→ PROBLEM TO SOLVE
Take each line containing "document" and report it exactly as written.

→ SUPPLIED MATERIAL

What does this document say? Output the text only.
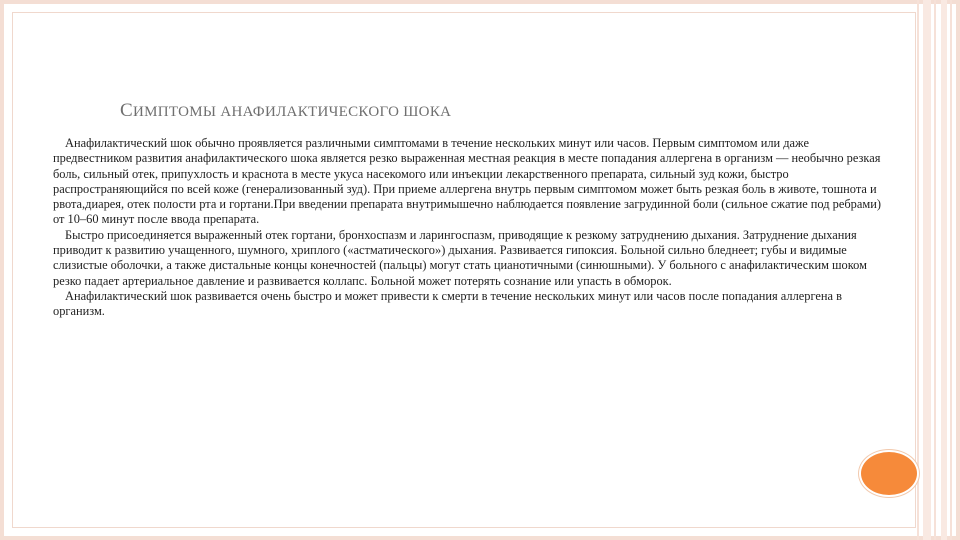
СИМПТОМЫ АНАФИЛАКТИЧЕСКОГО ШОКА

Анафилактический шок обычно проявляется различными симптомами в течение нескольких минут или часов. Первым симптомом или даже предвестником развития анафилактического шока является резко выраженная местная реакция в месте попадания аллергена в организм — необычно резкая боль, сильный отек, припухлость и краснота в месте укуса насекомого или инъекции лекарственного препарата, сильный зуд кожи, быстро распространяющийся по всей коже (генерализованный зуд). При приеме аллергена внутрь первым симптомом может быть резкая боль в животе, тошнота и рвота,диарея, отек полости рта и гортани.При введении препарата внутримышечно наблюдается появление загрудинной боли (сильное сжатие под ребрами) от 10–60 минут после ввода препарата.

Быстро присоединяется выраженный отек гортани, бронхоспазм и ларингоспазм, приводящие к резкому затруднению дыхания. Затруднение дыхания приводит к развитию учащенного, шумного, хриплого («астматического») дыхания. Развивается гипоксия. Больной сильно бледнеет; губы и видимые слизистые оболочки, а также дистальные концы конечностей (пальцы) могут стать цианотичными (синюшными). У больного с анафилактическим шоком резко падает артериальное давление и развивается коллапс. Больной может потерять сознание или упасть в обморок.

Анафилактический шок развивается очень быстро и может привести к смерти в течение нескольких минут или часов после попадания аллергена в организм.
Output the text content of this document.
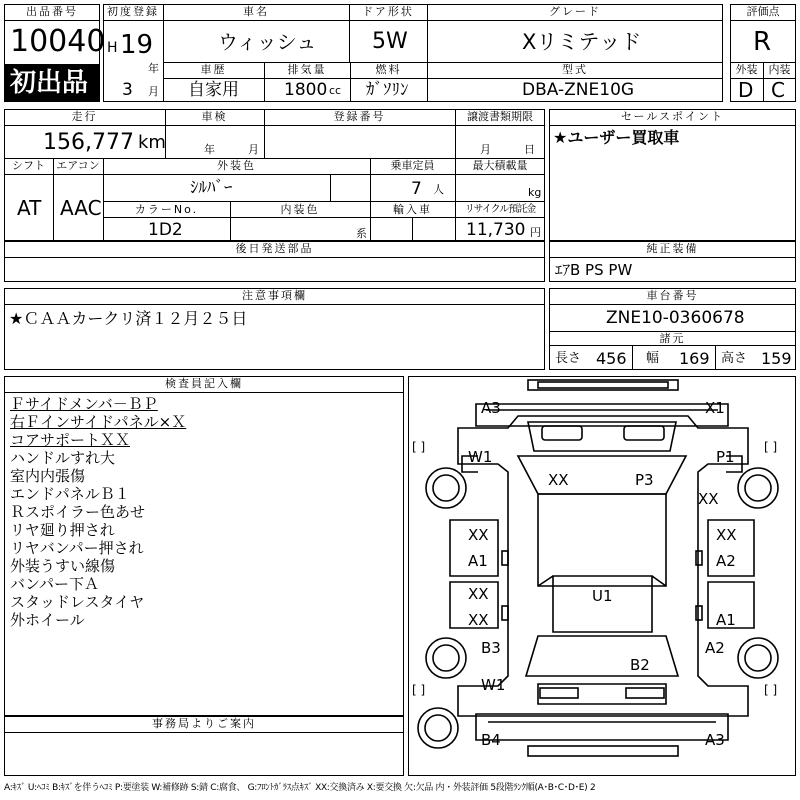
出品番号
10040
初出品
初度登録
H 19
年
3 月
車名
ウィッシュ
ドア形状
5W
グレード
Xリミテッド
車歴
自家用
排気量
1800 cc
燃料
ｶﾞｿﾘﾝ
型式
DBA-ZNE10G
評価点
R
外装	内装
D C
走行
156,777 km
車検
年	月
登録番号	譲渡書類期限
月	日
シフト
AT
エアコン
AAC
外装色
ｼﾙﾊﾞｰ
乗車定員
7 人
最大積載量
kg
カラーNo.
1D2
内装色
系
輸入車	リサイクル預託金
11,730 円
セールスポイント
★ユーザー買取車
後日発送部品	純正装備
ｴｱB PS PW
注意事項欄
★ＣＡＡカークリ済１２月２５日
車台番号
ZNE10-0360678
諸元
長さ 456 幅 169 高さ 159
検査員記入欄
Ｆサイドメンバ－ＢＰ
右Ｆインサイドパネル×Ｘ
コアサポートＸＸ
ハンドルすれ大
室内内張傷
エンドパネルＢ１
Ｒスポイラー色あせ
リヤ廻り押され
リヤバンパー押され
外装うすい線傷
バンパー下Ａ
スタッドレスタイヤ
外ホイール
事務局よりご案内
A3	X1
W1	P1
XX	P3
XX
XX	XX
A1
XX
A2
XX
U1
A1
B3	A2
B2
W1
B4	A3
[ ]	[ ]
[ ]	[ ]
A:ｷｽﾞ U:ﾍｺﾐ B:ｷｽﾞを伴うﾍｺﾐ P:要塗装 W:補修跡 S:錆 C:腐食、 G:ﾌﾛﾝﾄｶﾞﾗｽ点ｷｽﾞ XX:交換済み X:要交換 欠:欠品 内・外装評価 5段階ﾗﾝｸ順(A･B･C･D･E) 2
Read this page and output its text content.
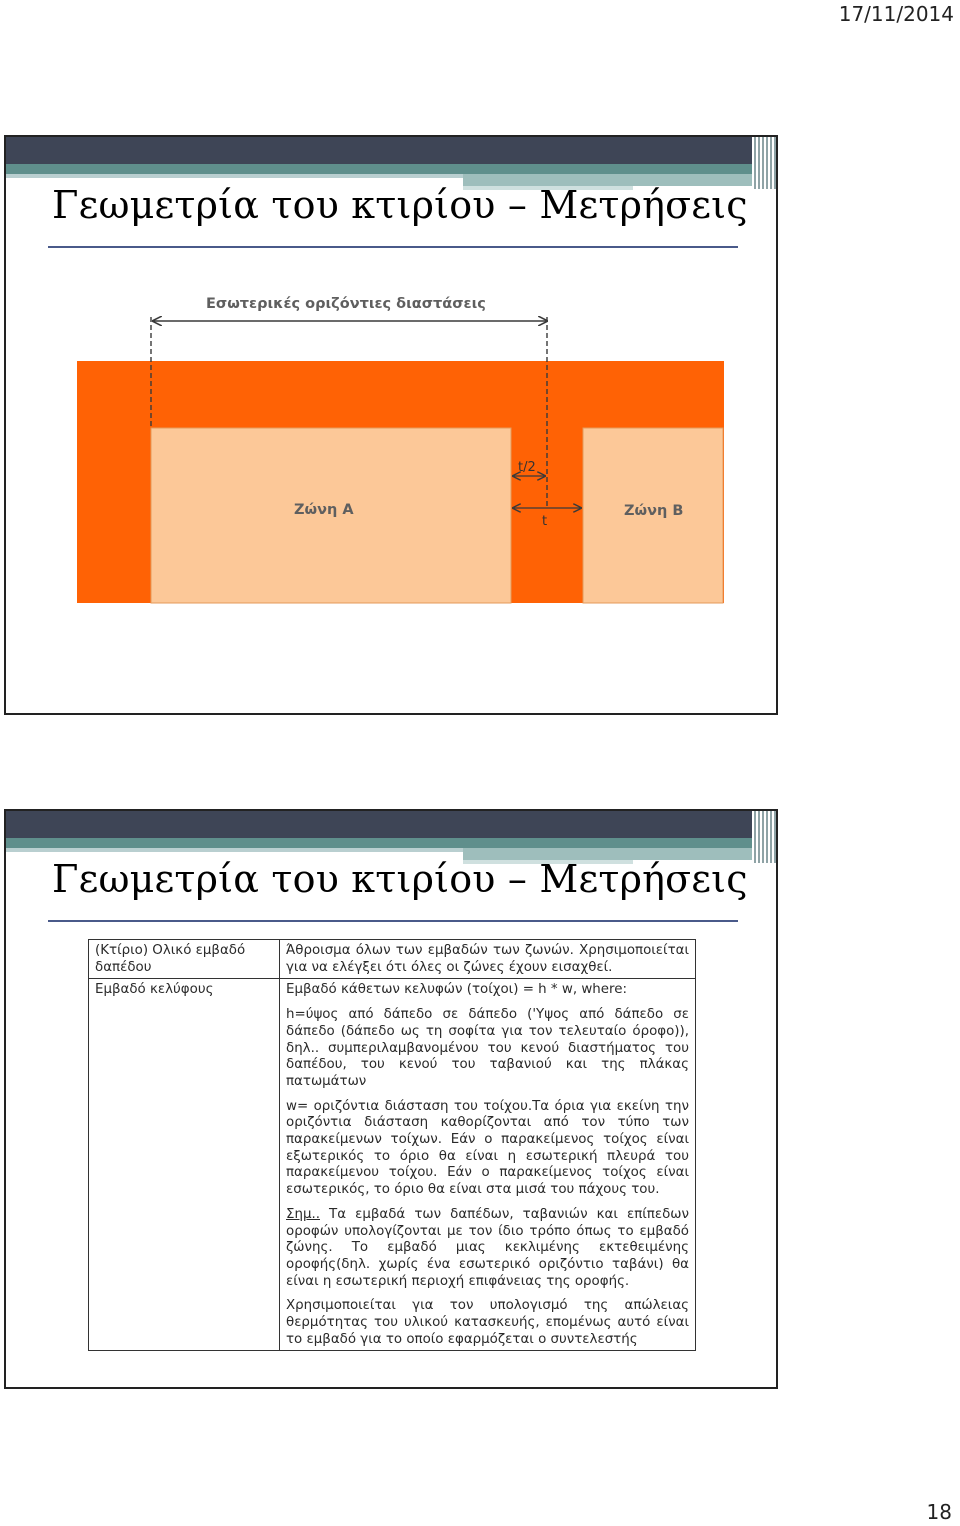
17/11/2014
Γεωμετρία του κτιρίου – Μετρήσεις
Εσωτερικές οριζόντιες διαστάσεις
t/2
t
Ζώνη Α	Ζώνη Β
Γεωμετρία του κτιρίου – Μετρήσεις
(Κτίριο) Ολικό εμβαδό δαπέδου	Άθροισμα όλων των εμβαδών των ζωνών. Χρησιμοποιείται για να ελέγξει ότι όλες οι ζώνες έχουν εισαχθεί.

Εμβαδό κελύφους	Εμβαδό κάθετων κελυφών (τοίχοι) = h * w, where:

h=ύψος από δάπεδο σε δάπεδο ('Υψος από δάπεδο σε δάπεδο (δάπεδο ως τη σοφίτα για τον τελευταίο όροφο)), δηλ.. συμπεριλαμβανομένου του κενού διαστήματος του δαπέδου, του κενού του ταβανιού και της πλάκας πατωμάτων

w= οριζόντια διάσταση του τοίχου.Τα όρια για εκείνη την οριζόντια διάσταση καθορίζονται από τον τύπο των παρακείμενων τοίχων. Εάν ο παρακείμενος τοίχος είναι εξωτερικός το όριο θα είναι η εσωτερική πλευρά του παρακείμενου τοίχου. Εάν ο παρακείμενος τοίχος είναι εσωτερικός, το όριο θα είναι στα μισά του πάχους του.

Σημ.. Τα εμβαδά των δαπέδων, ταβανιών και επίπεδων οροφών υπολογίζονται με τον ίδιο τρόπο όπως το εμβαδό ζώνης. Το εμβαδό μιας κεκλιμένης εκτεθειμένης οροφής(δηλ. χωρίς ένα εσωτερικό οριζόντιο ταβάνι) θα είναι η εσωτερική περιοχή επιφάνειας της οροφής.

Χρησιμοποιείται για τον υπολογισμό της απώλειας θερμότητας του υλικού κατασκευής, επομένως αυτό είναι το εμβαδό για το οποίο εφαρμόζεται ο συντελεστής

18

→ EXPECTED OUTPUT
What does this document say? Output the text only.
Output the text content of this document.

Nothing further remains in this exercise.